Exercise prompt:
Pictures are not part of the copy; repeat everything else in the records exactly.

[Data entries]
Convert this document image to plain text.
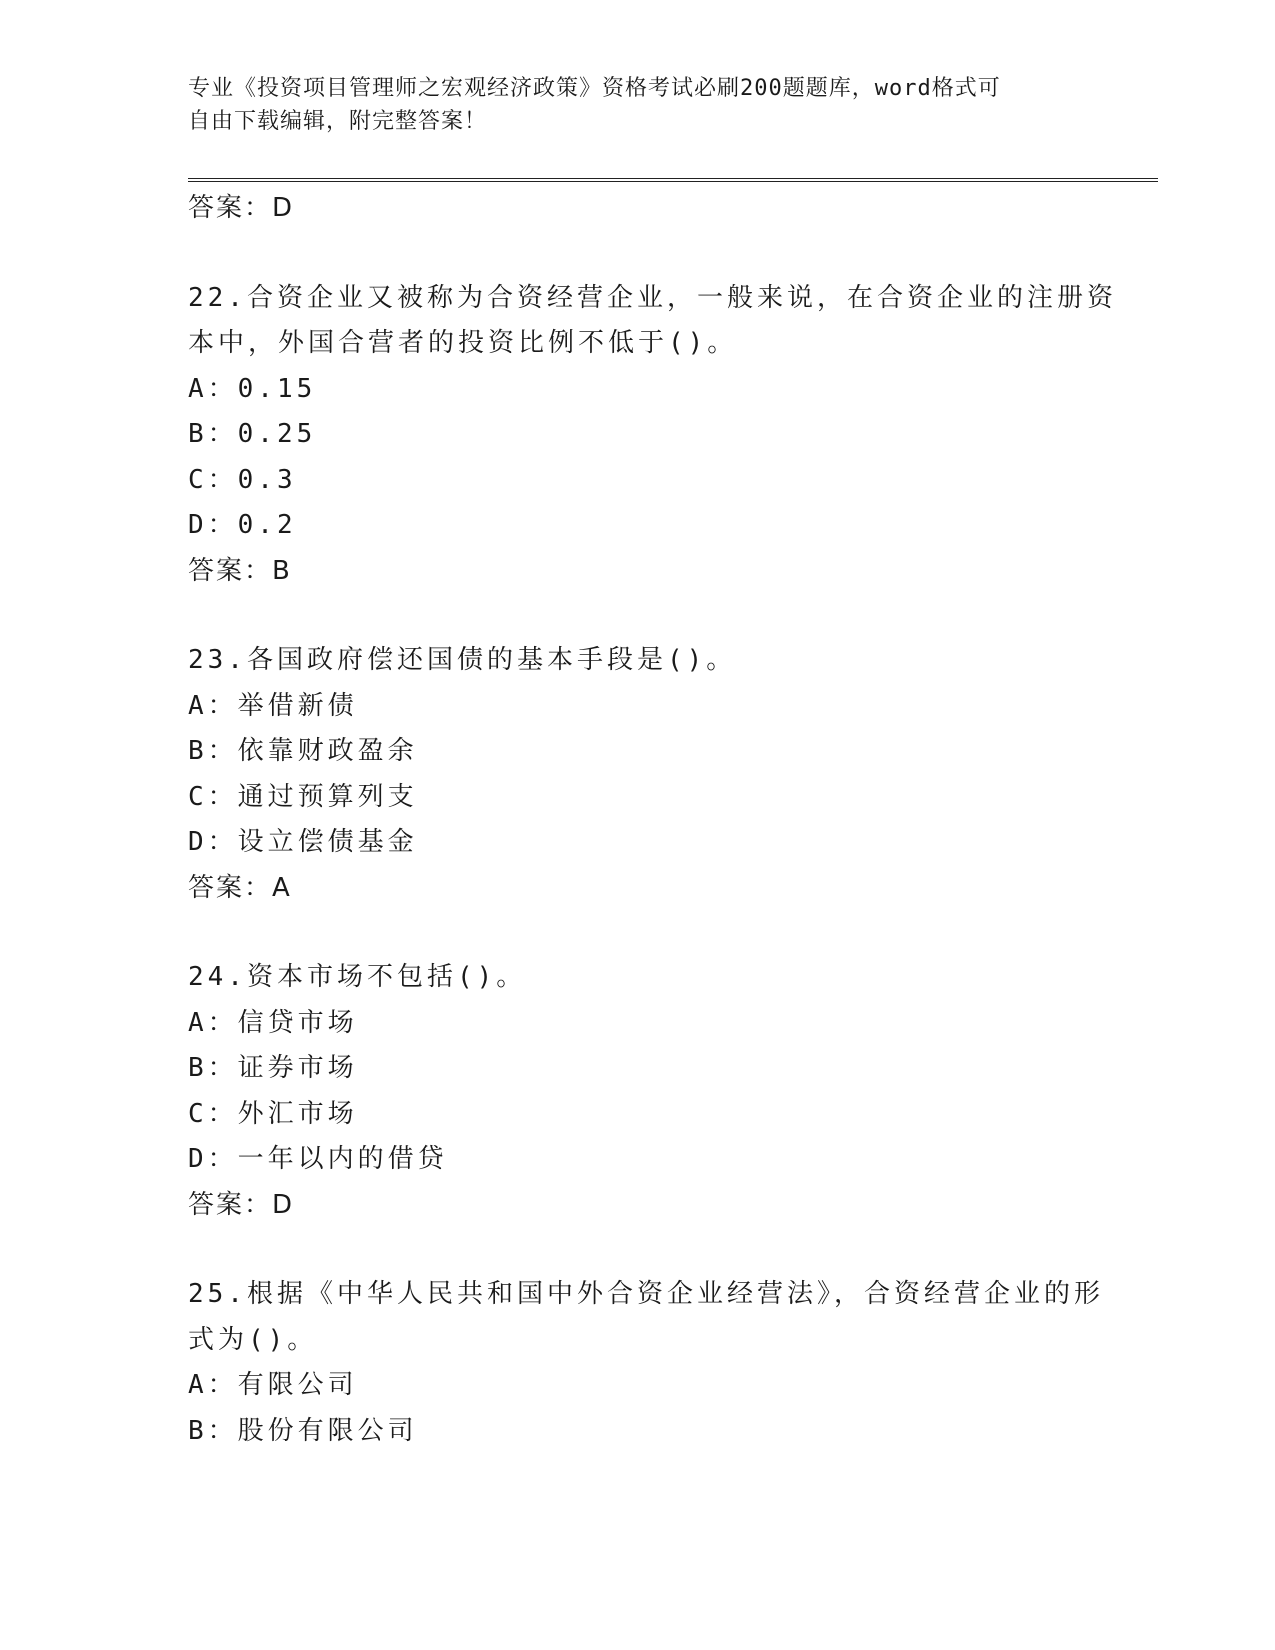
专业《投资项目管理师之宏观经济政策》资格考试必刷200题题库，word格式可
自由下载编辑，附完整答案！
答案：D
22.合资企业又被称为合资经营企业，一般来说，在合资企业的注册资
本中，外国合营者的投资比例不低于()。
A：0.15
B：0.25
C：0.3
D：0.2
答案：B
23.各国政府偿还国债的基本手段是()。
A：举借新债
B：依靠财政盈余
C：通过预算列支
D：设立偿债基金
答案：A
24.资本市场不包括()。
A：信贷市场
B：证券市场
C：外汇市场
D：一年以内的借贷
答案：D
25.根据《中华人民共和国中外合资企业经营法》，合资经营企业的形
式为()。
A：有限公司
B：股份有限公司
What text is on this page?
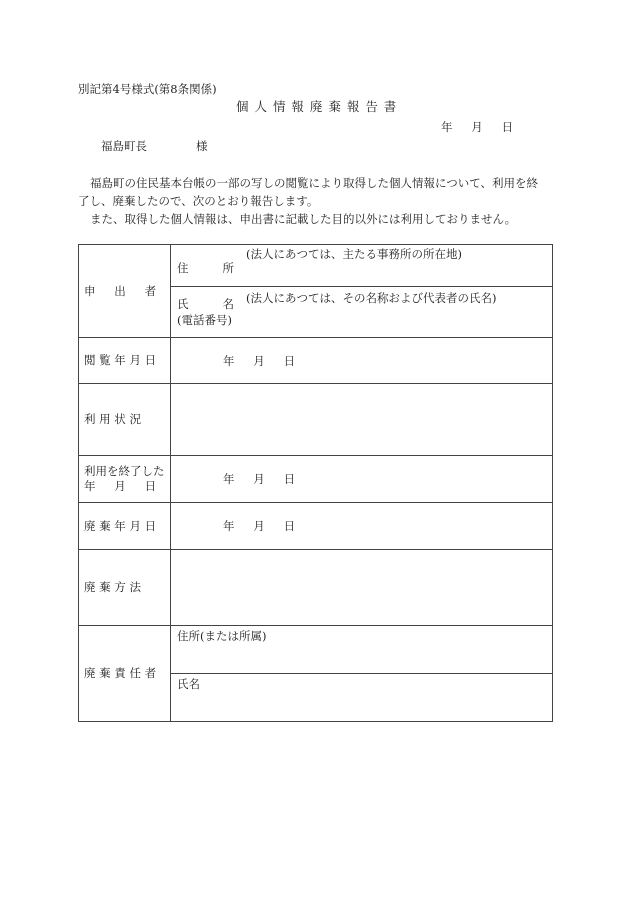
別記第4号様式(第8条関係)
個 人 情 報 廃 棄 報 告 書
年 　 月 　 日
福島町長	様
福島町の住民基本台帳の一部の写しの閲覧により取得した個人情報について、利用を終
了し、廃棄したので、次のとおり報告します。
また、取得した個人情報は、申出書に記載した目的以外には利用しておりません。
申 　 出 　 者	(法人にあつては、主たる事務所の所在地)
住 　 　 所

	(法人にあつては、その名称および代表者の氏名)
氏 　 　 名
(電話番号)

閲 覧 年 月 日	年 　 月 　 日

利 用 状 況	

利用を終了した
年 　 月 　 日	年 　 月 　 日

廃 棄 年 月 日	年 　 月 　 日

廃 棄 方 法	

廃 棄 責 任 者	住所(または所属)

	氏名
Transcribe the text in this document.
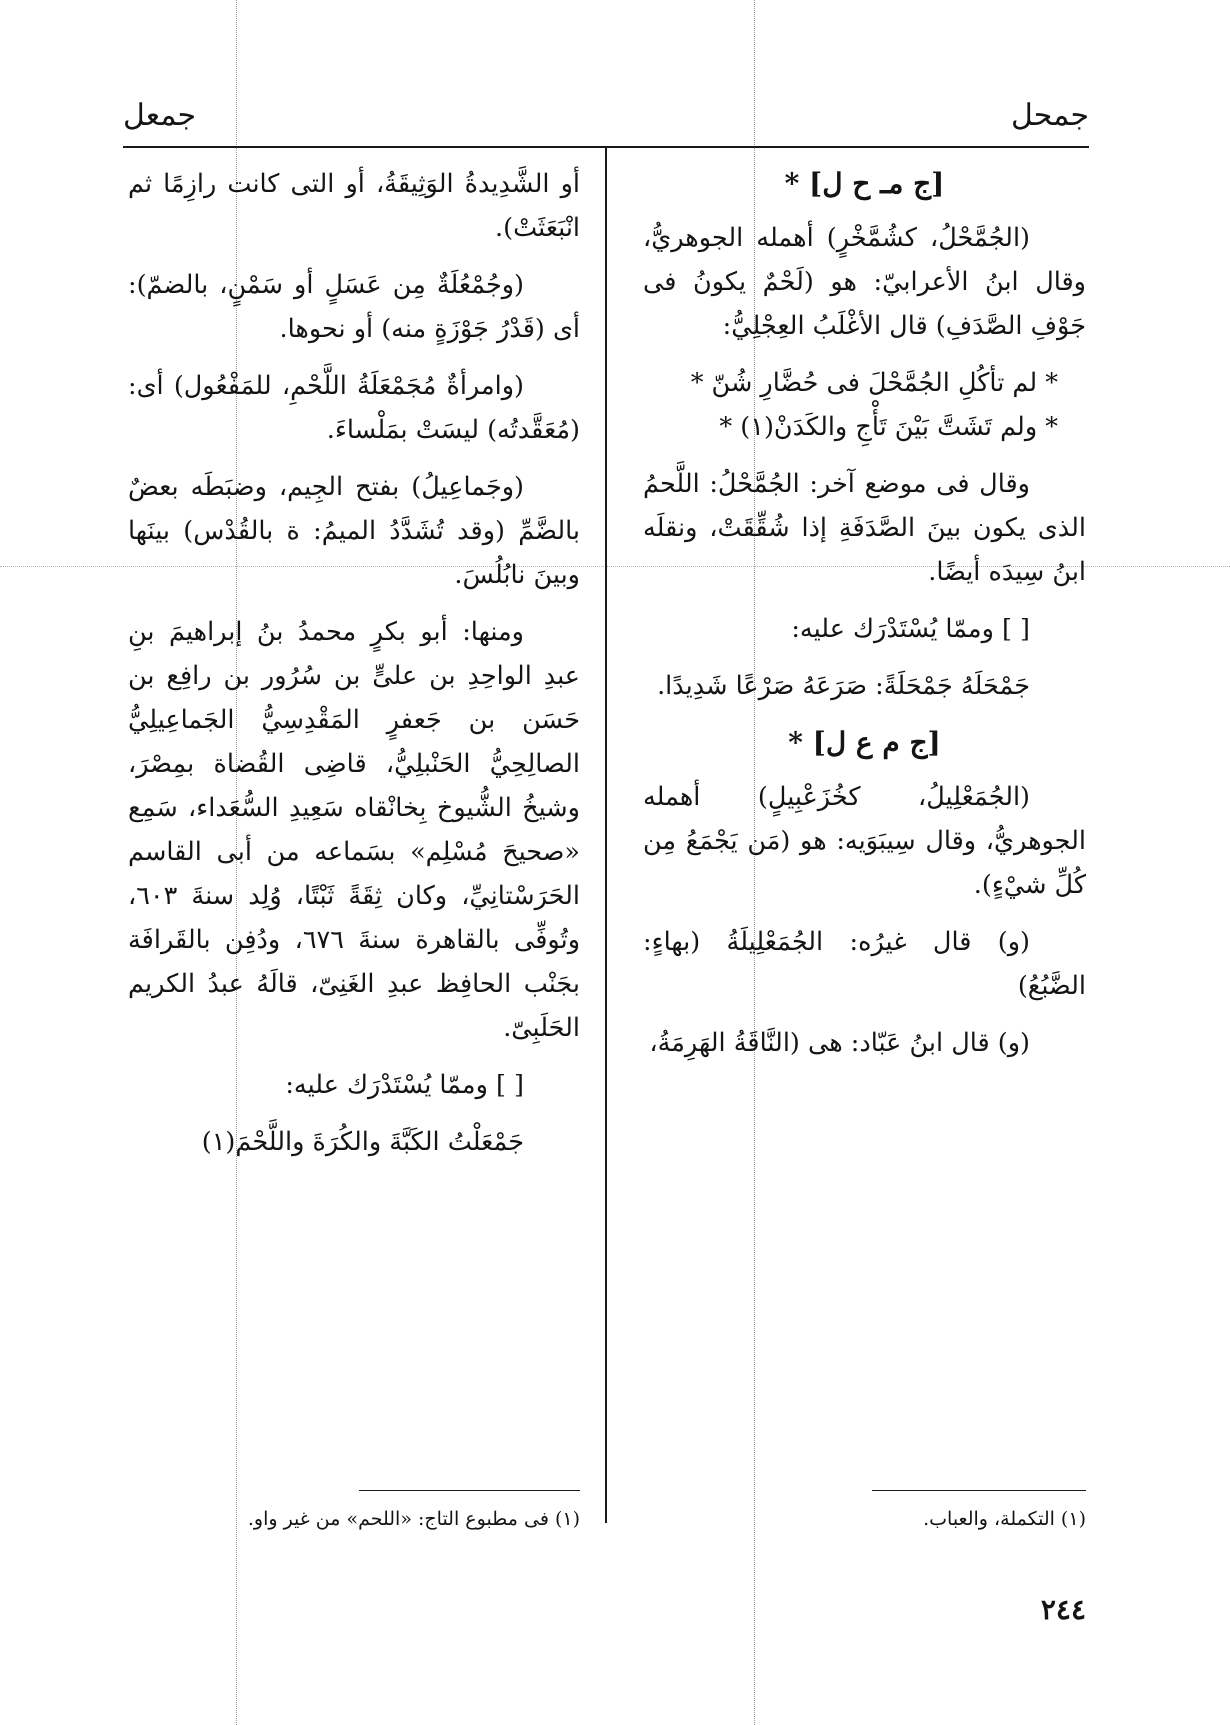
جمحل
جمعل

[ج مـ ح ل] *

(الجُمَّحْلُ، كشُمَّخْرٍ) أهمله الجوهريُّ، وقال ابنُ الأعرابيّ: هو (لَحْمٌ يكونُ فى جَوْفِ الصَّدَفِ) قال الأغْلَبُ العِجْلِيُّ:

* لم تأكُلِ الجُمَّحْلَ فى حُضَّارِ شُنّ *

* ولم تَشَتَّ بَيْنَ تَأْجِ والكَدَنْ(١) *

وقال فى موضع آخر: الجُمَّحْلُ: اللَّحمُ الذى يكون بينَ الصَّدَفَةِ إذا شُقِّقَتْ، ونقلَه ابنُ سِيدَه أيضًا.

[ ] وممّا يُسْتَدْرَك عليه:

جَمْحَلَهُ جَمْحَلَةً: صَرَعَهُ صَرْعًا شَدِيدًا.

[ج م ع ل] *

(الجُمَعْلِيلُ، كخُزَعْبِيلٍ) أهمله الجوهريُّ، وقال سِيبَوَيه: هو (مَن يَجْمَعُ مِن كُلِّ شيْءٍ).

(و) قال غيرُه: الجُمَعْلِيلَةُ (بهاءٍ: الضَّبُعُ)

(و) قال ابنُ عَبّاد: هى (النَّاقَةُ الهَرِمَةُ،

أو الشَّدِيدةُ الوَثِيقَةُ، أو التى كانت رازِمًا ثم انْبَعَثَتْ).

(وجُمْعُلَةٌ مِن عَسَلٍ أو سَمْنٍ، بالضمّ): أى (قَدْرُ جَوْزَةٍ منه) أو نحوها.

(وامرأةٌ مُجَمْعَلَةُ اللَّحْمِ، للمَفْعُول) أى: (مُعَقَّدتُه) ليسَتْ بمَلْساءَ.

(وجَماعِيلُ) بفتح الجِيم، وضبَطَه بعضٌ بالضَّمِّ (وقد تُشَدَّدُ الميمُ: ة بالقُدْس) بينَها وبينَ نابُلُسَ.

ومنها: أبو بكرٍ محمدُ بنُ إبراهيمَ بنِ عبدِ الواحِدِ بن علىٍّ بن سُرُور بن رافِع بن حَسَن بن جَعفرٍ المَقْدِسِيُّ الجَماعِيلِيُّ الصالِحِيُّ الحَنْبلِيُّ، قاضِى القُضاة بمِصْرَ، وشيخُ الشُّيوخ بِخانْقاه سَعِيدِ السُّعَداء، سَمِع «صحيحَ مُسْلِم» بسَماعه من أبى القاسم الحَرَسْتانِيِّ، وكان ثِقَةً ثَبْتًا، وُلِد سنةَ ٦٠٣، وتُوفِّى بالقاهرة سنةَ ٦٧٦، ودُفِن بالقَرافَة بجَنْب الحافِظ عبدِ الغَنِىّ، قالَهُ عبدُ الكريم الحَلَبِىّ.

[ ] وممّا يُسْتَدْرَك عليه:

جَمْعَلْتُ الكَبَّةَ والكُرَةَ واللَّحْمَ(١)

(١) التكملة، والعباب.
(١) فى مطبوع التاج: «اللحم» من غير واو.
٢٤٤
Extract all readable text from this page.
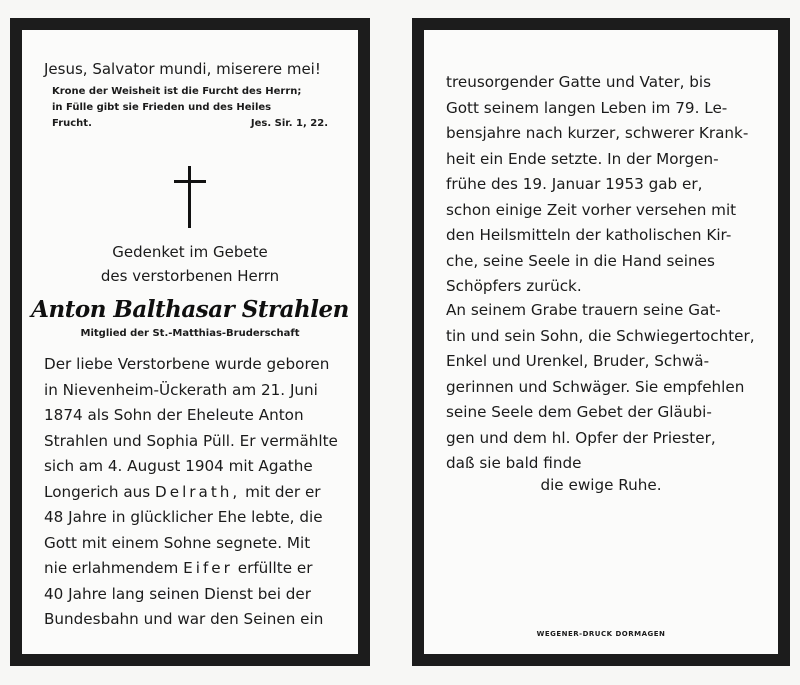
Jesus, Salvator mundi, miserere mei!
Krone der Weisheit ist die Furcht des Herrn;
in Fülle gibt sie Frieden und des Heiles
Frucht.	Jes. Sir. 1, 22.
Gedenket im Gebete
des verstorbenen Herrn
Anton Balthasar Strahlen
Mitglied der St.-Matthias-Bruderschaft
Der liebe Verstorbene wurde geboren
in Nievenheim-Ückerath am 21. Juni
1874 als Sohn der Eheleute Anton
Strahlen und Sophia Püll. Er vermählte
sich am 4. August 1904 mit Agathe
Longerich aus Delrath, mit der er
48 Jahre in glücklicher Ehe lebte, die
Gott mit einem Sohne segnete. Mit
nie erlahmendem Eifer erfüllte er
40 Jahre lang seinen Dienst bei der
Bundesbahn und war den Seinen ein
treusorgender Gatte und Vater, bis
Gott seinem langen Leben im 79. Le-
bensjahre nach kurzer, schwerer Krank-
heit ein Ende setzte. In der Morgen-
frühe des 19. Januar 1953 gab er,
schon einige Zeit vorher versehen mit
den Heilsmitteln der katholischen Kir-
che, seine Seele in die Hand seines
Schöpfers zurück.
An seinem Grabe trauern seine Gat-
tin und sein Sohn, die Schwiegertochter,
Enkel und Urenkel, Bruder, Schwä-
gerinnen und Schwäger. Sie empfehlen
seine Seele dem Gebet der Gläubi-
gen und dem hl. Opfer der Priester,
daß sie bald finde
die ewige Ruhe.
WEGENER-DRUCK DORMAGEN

Response to the exercise:
Convert this document image to plain text.
专业《投资项目管理师之宏观经济政策》资格考试必刷200题题库，word格式可
自由下载编辑，附完整答案！
答案：D
22.合资企业又被称为合资经营企业，一般来说，在合资企业的注册资
本中，外国合营者的投资比例不低于()。
A：0.15
B：0.25
C：0.3
D：0.2
答案：B
23.各国政府偿还国债的基本手段是()。
A：举借新债
B：依靠财政盈余
C：通过预算列支
D：设立偿债基金
答案：A
24.资本市场不包括()。
A：信贷市场
B：证券市场
C：外汇市场
D：一年以内的借贷
答案：D
25.根据《中华人民共和国中外合资企业经营法》，合资经营企业的形
式为()。
A：有限公司
B：股份有限公司
What text is on this page?
別記第4号様式(第8条関係)
個 人 情 報 廃 棄 報 告 書
年 　 月 　 日
福島町長	様
福島町の住民基本台帳の一部の写しの閲覧により取得した個人情報について、利用を終
了し、廃棄したので、次のとおり報告します。
また、取得した個人情報は、申出書に記載した目的以外には利用しておりません。
申 　 出 　 者	(法人にあつては、主たる事務所の所在地)
住 　 　 所

	(法人にあつては、その名称および代表者の氏名)
氏 　 　 名
(電話番号)

閲 覧 年 月 日	年 　 月 　 日

利 用 状 況	

利用を終了した
年 　 月 　 日	年 　 月 　 日

廃 棄 年 月 日	年 　 月 　 日

廃 棄 方 法	

廃 棄 責 任 者	住所(または所属)

	氏名
Transcribe the text in this document.
جمحل
جمعل

[ج مـ ح ل] *

(الجُمَّحْلُ، كشُمَّخْرٍ) أهمله الجوهريُّ، وقال ابنُ الأعرابيّ: هو (لَحْمٌ يكونُ فى جَوْفِ الصَّدَفِ) قال الأغْلَبُ العِجْلِيُّ:

* لم تأكُلِ الجُمَّحْلَ فى حُضَّارِ شُنّ *

* ولم تَشَتَّ بَيْنَ تَأْجِ والكَدَنْ(١) *

وقال فى موضع آخر: الجُمَّحْلُ: اللَّحمُ الذى يكون بينَ الصَّدَفَةِ إذا شُقِّقَتْ، ونقلَه ابنُ سِيدَه أيضًا.

[ ] وممّا يُسْتَدْرَك عليه:

جَمْحَلَهُ جَمْحَلَةً: صَرَعَهُ صَرْعًا شَدِيدًا.

[ج م ع ل] *

(الجُمَعْلِيلُ، كخُزَعْبِيلٍ) أهمله الجوهريُّ، وقال سِيبَوَيه: هو (مَن يَجْمَعُ مِن كُلِّ شيْءٍ).

(و) قال غيرُه: الجُمَعْلِيلَةُ (بهاءٍ: الضَّبُعُ)

(و) قال ابنُ عَبّاد: هى (النَّاقَةُ الهَرِمَةُ،

أو الشَّدِيدةُ الوَثِيقَةُ، أو التى كانت رازِمًا ثم انْبَعَثَتْ).

(وجُمْعُلَةٌ مِن عَسَلٍ أو سَمْنٍ، بالضمّ): أى (قَدْرُ جَوْزَةٍ منه) أو نحوها.

(وامرأةٌ مُجَمْعَلَةُ اللَّحْمِ، للمَفْعُول) أى: (مُعَقَّدتُه) ليسَتْ بمَلْساءَ.

(وجَماعِيلُ) بفتح الجِيم، وضبَطَه بعضٌ بالضَّمِّ (وقد تُشَدَّدُ الميمُ: ة بالقُدْس) بينَها وبينَ نابُلُسَ.

ومنها: أبو بكرٍ محمدُ بنُ إبراهيمَ بنِ عبدِ الواحِدِ بن علىٍّ بن سُرُور بن رافِع بن حَسَن بن جَعفرٍ المَقْدِسِيُّ الجَماعِيلِيُّ الصالِحِيُّ الحَنْبلِيُّ، قاضِى القُضاة بمِصْرَ، وشيخُ الشُّيوخ بِخانْقاه سَعِيدِ السُّعَداء، سَمِع «صحيحَ مُسْلِم» بسَماعه من أبى القاسم الحَرَسْتانِيِّ، وكان ثِقَةً ثَبْتًا، وُلِد سنةَ ٦٠٣، وتُوفِّى بالقاهرة سنةَ ٦٧٦، ودُفِن بالقَرافَة بجَنْب الحافِظ عبدِ الغَنِىّ، قالَهُ عبدُ الكريم الحَلَبِىّ.

[ ] وممّا يُسْتَدْرَك عليه:

جَمْعَلْتُ الكَبَّةَ والكُرَةَ واللَّحْمَ(١)

(١) التكملة، والعباب.
(١) فى مطبوع التاج: «اللحم» من غير واو.
٢٤٤
Extract all readable text from this page.
Jesus, Salvator mundi, miserere mei!
Krone der Weisheit ist die Furcht des Herrn;
in Fülle gibt sie Frieden und des Heiles
Frucht.	Jes. Sir. 1, 22.
Gedenket im Gebete
des verstorbenen Herrn
Anton Balthasar Strahlen
Mitglied der St.-Matthias-Bruderschaft
Der liebe Verstorbene wurde geboren
in Nievenheim-Ückerath am 21. Juni
1874 als Sohn der Eheleute Anton
Strahlen und Sophia Püll. Er vermählte
sich am 4. August 1904 mit Agathe
Longerich aus Delrath, mit der er
48 Jahre in glücklicher Ehe lebte, die
Gott mit einem Sohne segnete. Mit
nie erlahmendem Eifer erfüllte er
40 Jahre lang seinen Dienst bei der
Bundesbahn und war den Seinen ein
treusorgender Gatte und Vater, bis
Gott seinem langen Leben im 79. Le-
bensjahre nach kurzer, schwerer Krank-
heit ein Ende setzte. In der Morgen-
frühe des 19. Januar 1953 gab er,
schon einige Zeit vorher versehen mit
den Heilsmitteln der katholischen Kir-
che, seine Seele in die Hand seines
Schöpfers zurück.
An seinem Grabe trauern seine Gat-
tin und sein Sohn, die Schwiegertochter,
Enkel und Urenkel, Bruder, Schwä-
gerinnen und Schwäger. Sie empfehlen
seine Seele dem Gebet der Gläubi-
gen und dem hl. Opfer der Priester,
daß sie bald finde
die ewige Ruhe.
WEGENER-DRUCK DORMAGEN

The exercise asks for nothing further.